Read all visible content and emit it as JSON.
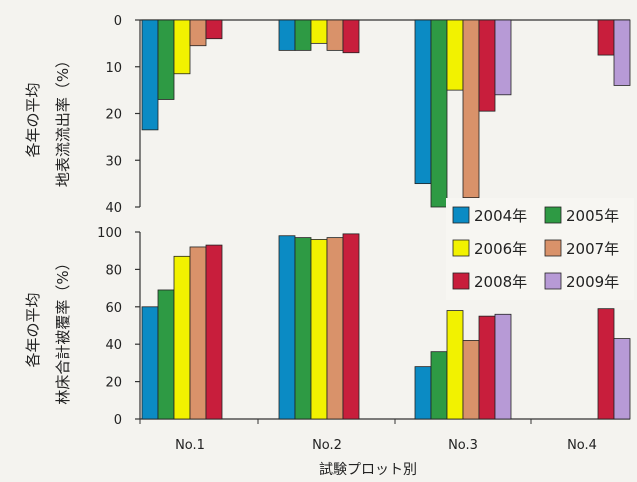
{
  "chart_data": [
    {
      "type": "bar",
      "orientation": "inverted",
      "ylabel_line1": "各年の平均",
      "ylabel_line2": "地表流流出率（%）",
      "yticks": [
        "0",
        "10",
        "20",
        "30",
        "40"
      ],
      "ylim": [
        0,
        40
      ],
      "categories": [
        "No.1",
        "No.2",
        "No.3",
        "No.4"
      ],
      "series": [
        {
          "name": "2004年",
          "color": "#0b8bc4",
          "values": [
            23.5,
            6.5,
            35,
            null
          ]
        },
        {
          "name": "2005年",
          "color": "#2e9a44",
          "values": [
            17,
            6.5,
            40,
            null
          ]
        },
        {
          "name": "2006年",
          "color": "#f2f200",
          "values": [
            11.5,
            5,
            15,
            null
          ]
        },
        {
          "name": "2007年",
          "color": "#d9926a",
          "values": [
            5.5,
            6.5,
            38,
            null
          ]
        },
        {
          "name": "2008年",
          "color": "#c81e3c",
          "values": [
            4,
            7,
            19.5,
            7.5
          ]
        },
        {
          "name": "2009年",
          "color": "#b79ad6",
          "values": [
            null,
            null,
            16,
            14
          ]
        }
      ]
    },
    {
      "type": "bar",
      "ylabel_line1": "各年の平均",
      "ylabel_line2": "林床合計被覆率（%）",
      "yticks": [
        "0",
        "20",
        "40",
        "60",
        "80",
        "100"
      ],
      "ylim": [
        0,
        100
      ],
      "xlabel": "試験プロット別",
      "categories": [
        "No.1",
        "No.2",
        "No.3",
        "No.4"
      ],
      "series": [
        {
          "name": "2004年",
          "color": "#0b8bc4",
          "values": [
            60,
            98,
            28,
            null
          ]
        },
        {
          "name": "2005年",
          "color": "#2e9a44",
          "values": [
            69,
            97,
            36,
            null
          ]
        },
        {
          "name": "2006年",
          "color": "#f2f200",
          "values": [
            87,
            96,
            58,
            null
          ]
        },
        {
          "name": "2007年",
          "color": "#d9926a",
          "values": [
            92,
            97,
            42,
            null
          ]
        },
        {
          "name": "2008年",
          "color": "#c81e3c",
          "values": [
            93,
            99,
            55,
            59
          ]
        },
        {
          "name": "2009年",
          "color": "#b79ad6",
          "values": [
            null,
            null,
            56,
            43
          ]
        }
      ]
    }
  ],
  "legend": [
    {
      "label": "2004年",
      "color": "#0b8bc4"
    },
    {
      "label": "2005年",
      "color": "#2e9a44"
    },
    {
      "label": "2006年",
      "color": "#f2f200"
    },
    {
      "label": "2007年",
      "color": "#d9926a"
    },
    {
      "label": "2008年",
      "color": "#c81e3c"
    },
    {
      "label": "2009年",
      "color": "#b79ad6"
    }
  ]
}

• Short exercise: Repeat the records above verbatim, with no pictures in the result.

• Solution for this problem:
Read all visible content and emit it as JSON.
{
  "chart_data": [
    {
      "type": "bar",
      "orientation": "inverted",
      "ylabel_line1": "各年の平均",
      "ylabel_line2": "地表流流出率（%）",
      "yticks": [
        "0",
        "10",
        "20",
        "30",
        "40"
      ],
      "ylim": [
        0,
        40
      ],
      "categories": [
        "No.1",
        "No.2",
        "No.3",
        "No.4"
      ],
      "series": [
        {
          "name": "2004年",
          "color": "#0b8bc4",
          "values": [
            23.5,
            6.5,
            35,
            null
          ]
        },
        {
          "name": "2005年",
          "color": "#2e9a44",
          "values": [
            17,
            6.5,
            40,
            null
          ]
        },
        {
          "name": "2006年",
          "color": "#f2f200",
          "values": [
            11.5,
            5,
            15,
            null
          ]
        },
        {
          "name": "2007年",
          "color": "#d9926a",
          "values": [
            5.5,
            6.5,
            38,
            null
          ]
        },
        {
          "name": "2008年",
          "color": "#c81e3c",
          "values": [
            4,
            7,
            19.5,
            7.5
          ]
        },
        {
          "name": "2009年",
          "color": "#b79ad6",
          "values": [
            null,
            null,
            16,
            14
          ]
        }
      ]
    },
    {
      "type": "bar",
      "ylabel_line1": "各年の平均",
      "ylabel_line2": "林床合計被覆率（%）",
      "yticks": [
        "0",
        "20",
        "40",
        "60",
        "80",
        "100"
      ],
      "ylim": [
        0,
        100
      ],
      "xlabel": "試験プロット別",
      "categories": [
        "No.1",
        "No.2",
        "No.3",
        "No.4"
      ],
      "series": [
        {
          "name": "2004年",
          "color": "#0b8bc4",
          "values": [
            60,
            98,
            28,
            null
          ]
        },
        {
          "name": "2005年",
          "color": "#2e9a44",
          "values": [
            69,
            97,
            36,
            null
          ]
        },
        {
          "name": "2006年",
          "color": "#f2f200",
          "values": [
            87,
            96,
            58,
            null
          ]
        },
        {
          "name": "2007年",
          "color": "#d9926a",
          "values": [
            92,
            97,
            42,
            null
          ]
        },
        {
          "name": "2008年",
          "color": "#c81e3c",
          "values": [
            93,
            99,
            55,
            59
          ]
        },
        {
          "name": "2009年",
          "color": "#b79ad6",
          "values": [
            null,
            null,
            56,
            43
          ]
        }
      ]
    }
  ],
  "legend": [
    {
      "label": "2004年",
      "color": "#0b8bc4"
    },
    {
      "label": "2005年",
      "color": "#2e9a44"
    },
    {
      "label": "2006年",
      "color": "#f2f200"
    },
    {
      "label": "2007年",
      "color": "#d9926a"
    },
    {
      "label": "2008年",
      "color": "#c81e3c"
    },
    {
      "label": "2009年",
      "color": "#b79ad6"
    }
  ]
}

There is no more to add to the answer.